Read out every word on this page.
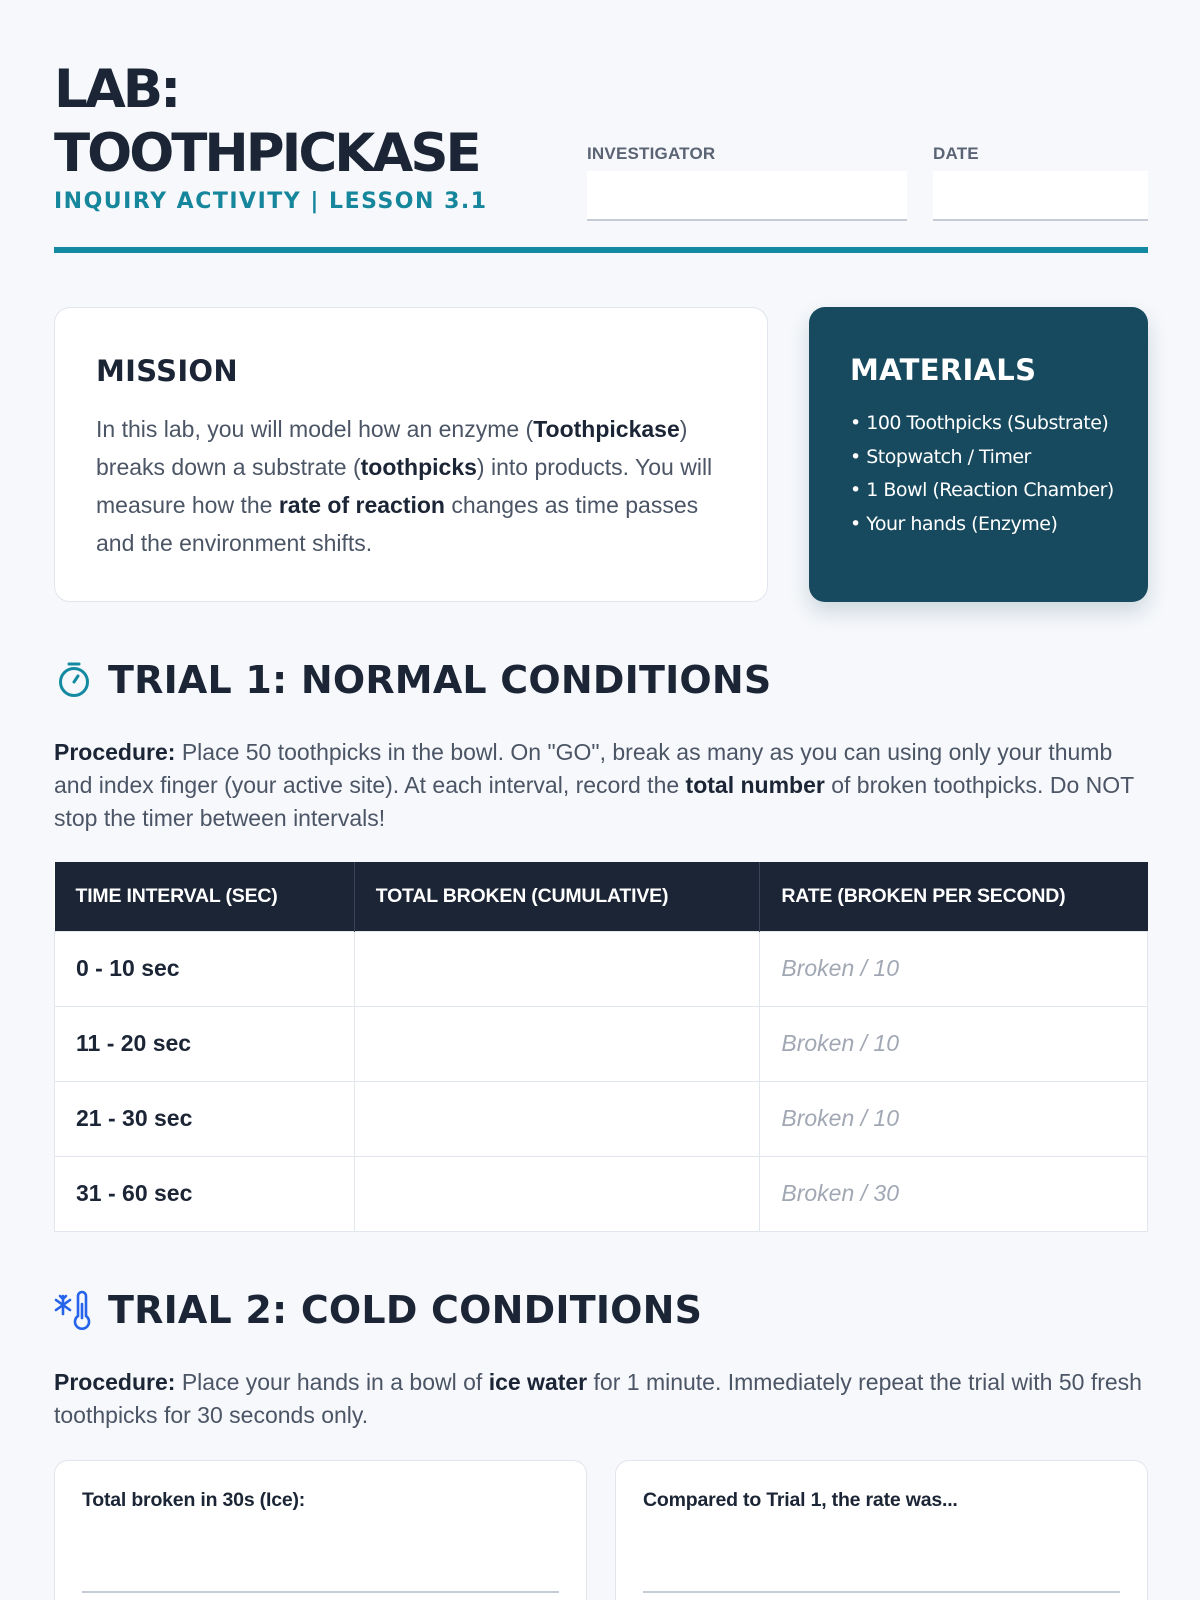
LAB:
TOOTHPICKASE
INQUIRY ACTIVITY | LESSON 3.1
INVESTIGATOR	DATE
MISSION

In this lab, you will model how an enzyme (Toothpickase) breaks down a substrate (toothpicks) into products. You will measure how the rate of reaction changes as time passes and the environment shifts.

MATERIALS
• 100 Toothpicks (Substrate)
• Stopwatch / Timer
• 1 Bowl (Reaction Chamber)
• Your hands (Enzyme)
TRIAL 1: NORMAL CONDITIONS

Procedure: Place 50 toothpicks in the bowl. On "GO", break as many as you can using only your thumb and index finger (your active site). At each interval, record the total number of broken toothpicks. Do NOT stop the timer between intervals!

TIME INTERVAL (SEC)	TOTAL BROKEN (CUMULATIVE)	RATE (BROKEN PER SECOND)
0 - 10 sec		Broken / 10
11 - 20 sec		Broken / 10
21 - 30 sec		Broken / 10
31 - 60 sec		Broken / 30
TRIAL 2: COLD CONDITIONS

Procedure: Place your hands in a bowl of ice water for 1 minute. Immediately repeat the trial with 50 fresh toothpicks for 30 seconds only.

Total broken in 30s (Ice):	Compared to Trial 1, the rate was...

**Task directions:** With the pictures set aside, write out the whole listing exactly.

**Result:**
Read out every word on this page.
LAB:
TOOTHPICKASE
INQUIRY ACTIVITY | LESSON 3.1
INVESTIGATOR	DATE
MISSION

In this lab, you will model how an enzyme (Toothpickase) breaks down a substrate (toothpicks) into products. You will measure how the rate of reaction changes as time passes and the environment shifts.

MATERIALS
• 100 Toothpicks (Substrate)
• Stopwatch / Timer
• 1 Bowl (Reaction Chamber)
• Your hands (Enzyme)
TRIAL 1: NORMAL CONDITIONS

Procedure: Place 50 toothpicks in the bowl. On "GO", break as many as you can using only your thumb and index finger (your active site). At each interval, record the total number of broken toothpicks. Do NOT stop the timer between intervals!

TIME INTERVAL (SEC)	TOTAL BROKEN (CUMULATIVE)	RATE (BROKEN PER SECOND)
0 - 10 sec		Broken / 10
11 - 20 sec		Broken / 10
21 - 30 sec		Broken / 10
31 - 60 sec		Broken / 30
TRIAL 2: COLD CONDITIONS

Procedure: Place your hands in a bowl of ice water for 1 minute. Immediately repeat the trial with 50 fresh toothpicks for 30 seconds only.

Total broken in 30s (Ice):	Compared to Trial 1, the rate was...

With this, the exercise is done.